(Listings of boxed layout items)
━━━━━━
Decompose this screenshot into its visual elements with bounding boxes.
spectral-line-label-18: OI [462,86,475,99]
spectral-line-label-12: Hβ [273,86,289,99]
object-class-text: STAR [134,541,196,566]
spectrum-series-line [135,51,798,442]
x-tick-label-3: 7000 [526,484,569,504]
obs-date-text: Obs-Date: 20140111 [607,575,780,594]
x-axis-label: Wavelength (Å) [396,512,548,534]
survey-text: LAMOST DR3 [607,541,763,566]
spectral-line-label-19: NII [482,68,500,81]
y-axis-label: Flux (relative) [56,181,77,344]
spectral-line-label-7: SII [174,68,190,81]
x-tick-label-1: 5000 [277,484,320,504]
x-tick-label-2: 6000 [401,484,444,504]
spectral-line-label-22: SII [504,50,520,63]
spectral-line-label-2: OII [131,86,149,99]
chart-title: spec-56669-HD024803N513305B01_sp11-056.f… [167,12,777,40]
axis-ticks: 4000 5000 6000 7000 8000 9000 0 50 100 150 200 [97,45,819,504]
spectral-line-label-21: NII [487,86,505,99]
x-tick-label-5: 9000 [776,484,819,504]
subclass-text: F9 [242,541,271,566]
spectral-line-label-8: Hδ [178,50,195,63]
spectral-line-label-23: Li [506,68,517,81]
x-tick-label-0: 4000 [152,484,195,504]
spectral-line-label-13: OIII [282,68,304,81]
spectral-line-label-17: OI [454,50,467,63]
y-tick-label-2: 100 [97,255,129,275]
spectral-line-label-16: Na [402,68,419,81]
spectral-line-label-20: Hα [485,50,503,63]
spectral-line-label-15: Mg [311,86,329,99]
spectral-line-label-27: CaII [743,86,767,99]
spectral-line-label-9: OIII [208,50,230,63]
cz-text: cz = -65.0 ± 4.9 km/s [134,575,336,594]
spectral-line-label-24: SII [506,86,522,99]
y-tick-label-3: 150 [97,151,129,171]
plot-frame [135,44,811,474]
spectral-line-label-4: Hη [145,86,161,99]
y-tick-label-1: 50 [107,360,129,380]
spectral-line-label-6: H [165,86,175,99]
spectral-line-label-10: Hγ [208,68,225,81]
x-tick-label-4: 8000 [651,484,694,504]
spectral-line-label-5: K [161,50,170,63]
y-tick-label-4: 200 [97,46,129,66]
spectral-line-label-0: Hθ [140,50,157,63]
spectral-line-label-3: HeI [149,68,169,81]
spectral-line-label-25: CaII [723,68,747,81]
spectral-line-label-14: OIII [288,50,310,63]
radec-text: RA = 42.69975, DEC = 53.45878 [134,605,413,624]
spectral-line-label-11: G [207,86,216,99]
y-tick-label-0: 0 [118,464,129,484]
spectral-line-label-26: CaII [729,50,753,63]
━━━━━━
Format the records as a Markdown table with the columns Row and Line, starting at the first line of the records and ending at the line containing "spectral-line-label-0: Hθ [140,50,157,63]", both included. Number each line in the Row column and omit any blank lines.

| Row | Line |
|---|---|
| 1 | Decompose this screenshot into its visual elements with bounding boxes. |
| 2 | spectral-line-label-18: OI [462,86,475,99] |
| 3 | spectral-line-label-12: Hβ [273,86,289,99] |
| 4 | object-class-text: STAR [134,541,196,566] |
| 5 | spectrum-series-line [135,51,798,442] |
| 6 | x-tick-label-3: 7000 [526,484,569,504] |
| 7 | obs-date-text: Obs-Date: 20140111 [607,575,780,594] |
| 8 | x-axis-label: Wavelength (Å) [396,512,548,534] |
| 9 | survey-text: LAMOST DR3 [607,541,763,566] |
| 10 | spectral-line-label-19: NII [482,68,500,81] |
| 11 | y-axis-label: Flux (relative) [56,181,77,344] |
| 12 | spectral-line-label-7: SII [174,68,190,81] |
| 13 | x-tick-label-1: 5000 [277,484,320,504] |
| 14 | x-tick-label-2: 6000 [401,484,444,504] |
| 15 | spectral-line-label-22: SII [504,50,520,63] |
| 16 | spectral-line-label-2: OII [131,86,149,99] |
| 17 | chart-title: spec-56669-HD024803N513305B01_sp11-056.f… [167,12,777,40] |
| 18 | axis-ticks: 4000 5000 6000 7000 8000 9000 0 50 100 150 200 [97,45,819,504] |
| 19 | spectral-line-label-21: NII [487,86,505,99] |
| 20 | x-tick-label-5: 9000 [776,484,819,504] |
| 21 | subclass-text: F9 [242,541,271,566] |
| 22 | spectral-line-label-8: Hδ [178,50,195,63] |
| 23 | spectral-line-label-23: Li [506,68,517,81] |
| 24 | x-tick-label-0: 4000 [152,484,195,504] |
| 25 | spectral-line-label-13: OIII [282,68,304,81] |
| 26 | spectral-line-label-17: OI [454,50,467,63] |
| 27 | y-tick-label-2: 100 [97,255,129,275] |
| 28 | spectral-line-label-16: Na [402,68,419,81] |
| 29 | spectral-line-label-20: Hα [485,50,503,63] |
| 30 | spectral-line-label-15: Mg [311,86,329,99] |
| 31 | spectral-line-label-27: CaII [743,86,767,99] |
| 32 | spectral-line-label-9: OIII [208,50,230,63] |
| 33 | cz-text: cz = -65.0 ± 4.9 km/s [134,575,336,594] |
| 34 | spectral-line-label-24: SII [506,86,522,99] |
| 35 | y-tick-label-3: 150 [97,151,129,171] |
| 36 | plot-frame [135,44,811,474] |
| 37 | spectral-line-label-4: Hη [145,86,161,99] |
| 38 | y-tick-label-1: 50 [107,360,129,380] |
| 39 | spectral-line-label-6: H [165,86,175,99] |
| 40 | spectral-line-label-10: Hγ [208,68,225,81] |
| 41 | x-tick-label-4: 8000 [651,484,694,504] |
| 42 | spectral-line-label-5: K [161,50,170,63] |
| 43 | y-tick-label-4: 200 [97,46,129,66] |
| 44 | spectral-line-label-0: Hθ [140,50,157,63] |